## WHAT IS NEEDED
Output all of the entries exactly as written.
-- EXTRACTED DATA start --
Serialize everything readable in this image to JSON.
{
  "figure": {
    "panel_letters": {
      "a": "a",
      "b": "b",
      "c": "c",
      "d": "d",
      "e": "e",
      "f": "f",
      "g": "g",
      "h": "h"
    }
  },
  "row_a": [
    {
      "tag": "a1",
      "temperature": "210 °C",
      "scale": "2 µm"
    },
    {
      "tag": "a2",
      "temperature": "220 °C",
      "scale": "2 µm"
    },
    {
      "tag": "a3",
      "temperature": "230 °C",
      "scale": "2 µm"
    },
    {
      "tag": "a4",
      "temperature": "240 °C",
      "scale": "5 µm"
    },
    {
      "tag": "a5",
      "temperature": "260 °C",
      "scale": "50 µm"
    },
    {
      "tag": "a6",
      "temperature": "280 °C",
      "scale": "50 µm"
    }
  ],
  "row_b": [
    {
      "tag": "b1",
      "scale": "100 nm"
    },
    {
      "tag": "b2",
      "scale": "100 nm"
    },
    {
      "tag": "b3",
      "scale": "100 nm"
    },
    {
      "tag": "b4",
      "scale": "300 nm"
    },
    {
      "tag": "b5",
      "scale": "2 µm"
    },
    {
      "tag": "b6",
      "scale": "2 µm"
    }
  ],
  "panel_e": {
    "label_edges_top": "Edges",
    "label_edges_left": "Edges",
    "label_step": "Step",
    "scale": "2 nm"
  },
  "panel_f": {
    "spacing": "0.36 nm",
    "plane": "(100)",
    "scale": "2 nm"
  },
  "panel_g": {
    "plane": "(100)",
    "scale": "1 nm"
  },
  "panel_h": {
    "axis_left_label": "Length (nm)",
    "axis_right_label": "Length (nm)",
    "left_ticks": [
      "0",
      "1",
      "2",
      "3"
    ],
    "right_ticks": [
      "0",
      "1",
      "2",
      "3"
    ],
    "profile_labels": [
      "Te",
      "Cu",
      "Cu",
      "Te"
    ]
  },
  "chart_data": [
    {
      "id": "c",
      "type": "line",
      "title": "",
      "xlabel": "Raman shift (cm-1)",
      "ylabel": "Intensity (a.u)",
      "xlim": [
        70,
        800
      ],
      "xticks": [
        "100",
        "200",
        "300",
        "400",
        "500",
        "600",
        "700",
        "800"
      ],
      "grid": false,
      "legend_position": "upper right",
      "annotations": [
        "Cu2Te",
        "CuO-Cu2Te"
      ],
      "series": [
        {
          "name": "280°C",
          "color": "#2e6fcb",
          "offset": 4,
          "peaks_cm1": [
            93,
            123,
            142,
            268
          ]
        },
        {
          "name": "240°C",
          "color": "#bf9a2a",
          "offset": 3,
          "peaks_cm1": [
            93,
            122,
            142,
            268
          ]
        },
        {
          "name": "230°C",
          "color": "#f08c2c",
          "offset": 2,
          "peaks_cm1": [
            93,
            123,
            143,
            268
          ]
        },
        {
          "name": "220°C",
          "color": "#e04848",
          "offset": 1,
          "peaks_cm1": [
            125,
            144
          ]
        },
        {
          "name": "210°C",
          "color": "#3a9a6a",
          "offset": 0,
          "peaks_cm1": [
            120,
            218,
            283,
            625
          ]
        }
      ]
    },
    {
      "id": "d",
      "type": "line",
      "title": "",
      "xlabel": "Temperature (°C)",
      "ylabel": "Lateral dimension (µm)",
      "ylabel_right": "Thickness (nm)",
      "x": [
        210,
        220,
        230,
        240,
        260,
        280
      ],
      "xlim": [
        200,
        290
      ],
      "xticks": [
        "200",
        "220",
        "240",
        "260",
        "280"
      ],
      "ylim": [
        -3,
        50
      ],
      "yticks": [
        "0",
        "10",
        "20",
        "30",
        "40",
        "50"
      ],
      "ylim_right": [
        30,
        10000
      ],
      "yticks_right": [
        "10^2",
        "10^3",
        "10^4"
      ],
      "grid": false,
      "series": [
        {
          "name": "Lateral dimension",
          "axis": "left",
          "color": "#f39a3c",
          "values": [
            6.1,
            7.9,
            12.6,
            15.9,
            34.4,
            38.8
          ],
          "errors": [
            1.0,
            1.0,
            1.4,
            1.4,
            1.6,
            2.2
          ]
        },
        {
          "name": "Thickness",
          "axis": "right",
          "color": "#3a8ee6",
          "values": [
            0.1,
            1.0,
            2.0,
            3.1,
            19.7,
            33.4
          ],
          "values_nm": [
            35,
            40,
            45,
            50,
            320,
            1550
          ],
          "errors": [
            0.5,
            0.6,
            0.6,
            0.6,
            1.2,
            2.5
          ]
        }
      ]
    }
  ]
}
-- EXTRACTED DATA end --
## REPLY TO THE TASK
Serialize everything readable in this image to JSON.
{
  "figure": {
    "panel_letters": {
      "a": "a",
      "b": "b",
      "c": "c",
      "d": "d",
      "e": "e",
      "f": "f",
      "g": "g",
      "h": "h"
    }
  },
  "row_a": [
    {
      "tag": "a1",
      "temperature": "210 °C",
      "scale": "2 µm"
    },
    {
      "tag": "a2",
      "temperature": "220 °C",
      "scale": "2 µm"
    },
    {
      "tag": "a3",
      "temperature": "230 °C",
      "scale": "2 µm"
    },
    {
      "tag": "a4",
      "temperature": "240 °C",
      "scale": "5 µm"
    },
    {
      "tag": "a5",
      "temperature": "260 °C",
      "scale": "50 µm"
    },
    {
      "tag": "a6",
      "temperature": "280 °C",
      "scale": "50 µm"
    }
  ],
  "row_b": [
    {
      "tag": "b1",
      "scale": "100 nm"
    },
    {
      "tag": "b2",
      "scale": "100 nm"
    },
    {
      "tag": "b3",
      "scale": "100 nm"
    },
    {
      "tag": "b4",
      "scale": "300 nm"
    },
    {
      "tag": "b5",
      "scale": "2 µm"
    },
    {
      "tag": "b6",
      "scale": "2 µm"
    }
  ],
  "panel_e": {
    "label_edges_top": "Edges",
    "label_edges_left": "Edges",
    "label_step": "Step",
    "scale": "2 nm"
  },
  "panel_f": {
    "spacing": "0.36 nm",
    "plane": "(100)",
    "scale": "2 nm"
  },
  "panel_g": {
    "plane": "(100)",
    "scale": "1 nm"
  },
  "panel_h": {
    "axis_left_label": "Length (nm)",
    "axis_right_label": "Length (nm)",
    "left_ticks": [
      "0",
      "1",
      "2",
      "3"
    ],
    "right_ticks": [
      "0",
      "1",
      "2",
      "3"
    ],
    "profile_labels": [
      "Te",
      "Cu",
      "Cu",
      "Te"
    ]
  },
  "chart_data": [
    {
      "id": "c",
      "type": "line",
      "title": "",
      "xlabel": "Raman shift (cm-1)",
      "ylabel": "Intensity (a.u)",
      "xlim": [
        70,
        800
      ],
      "xticks": [
        "100",
        "200",
        "300",
        "400",
        "500",
        "600",
        "700",
        "800"
      ],
      "grid": false,
      "legend_position": "upper right",
      "annotations": [
        "Cu2Te",
        "CuO-Cu2Te"
      ],
      "series": [
        {
          "name": "280°C",
          "color": "#2e6fcb",
          "offset": 4,
          "peaks_cm1": [
            93,
            123,
            142,
            268
          ]
        },
        {
          "name": "240°C",
          "color": "#bf9a2a",
          "offset": 3,
          "peaks_cm1": [
            93,
            122,
            142,
            268
          ]
        },
        {
          "name": "230°C",
          "color": "#f08c2c",
          "offset": 2,
          "peaks_cm1": [
            93,
            123,
            143,
            268
          ]
        },
        {
          "name": "220°C",
          "color": "#e04848",
          "offset": 1,
          "peaks_cm1": [
            125,
            144
          ]
        },
        {
          "name": "210°C",
          "color": "#3a9a6a",
          "offset": 0,
          "peaks_cm1": [
            120,
            218,
            283,
            625
          ]
        }
      ]
    },
    {
      "id": "d",
      "type": "line",
      "title": "",
      "xlabel": "Temperature (°C)",
      "ylabel": "Lateral dimension (µm)",
      "ylabel_right": "Thickness (nm)",
      "x": [
        210,
        220,
        230,
        240,
        260,
        280
      ],
      "xlim": [
        200,
        290
      ],
      "xticks": [
        "200",
        "220",
        "240",
        "260",
        "280"
      ],
      "ylim": [
        -3,
        50
      ],
      "yticks": [
        "0",
        "10",
        "20",
        "30",
        "40",
        "50"
      ],
      "ylim_right": [
        30,
        10000
      ],
      "yticks_right": [
        "10^2",
        "10^3",
        "10^4"
      ],
      "grid": false,
      "series": [
        {
          "name": "Lateral dimension",
          "axis": "left",
          "color": "#f39a3c",
          "values": [
            6.1,
            7.9,
            12.6,
            15.9,
            34.4,
            38.8
          ],
          "errors": [
            1.0,
            1.0,
            1.4,
            1.4,
            1.6,
            2.2
          ]
        },
        {
          "name": "Thickness",
          "axis": "right",
          "color": "#3a8ee6",
          "values": [
            0.1,
            1.0,
            2.0,
            3.1,
            19.7,
            33.4
          ],
          "values_nm": [
            35,
            40,
            45,
            50,
            320,
            1550
          ],
          "errors": [
            0.5,
            0.6,
            0.6,
            0.6,
            1.2,
            2.5
          ]
        }
      ]
    }
  ]
}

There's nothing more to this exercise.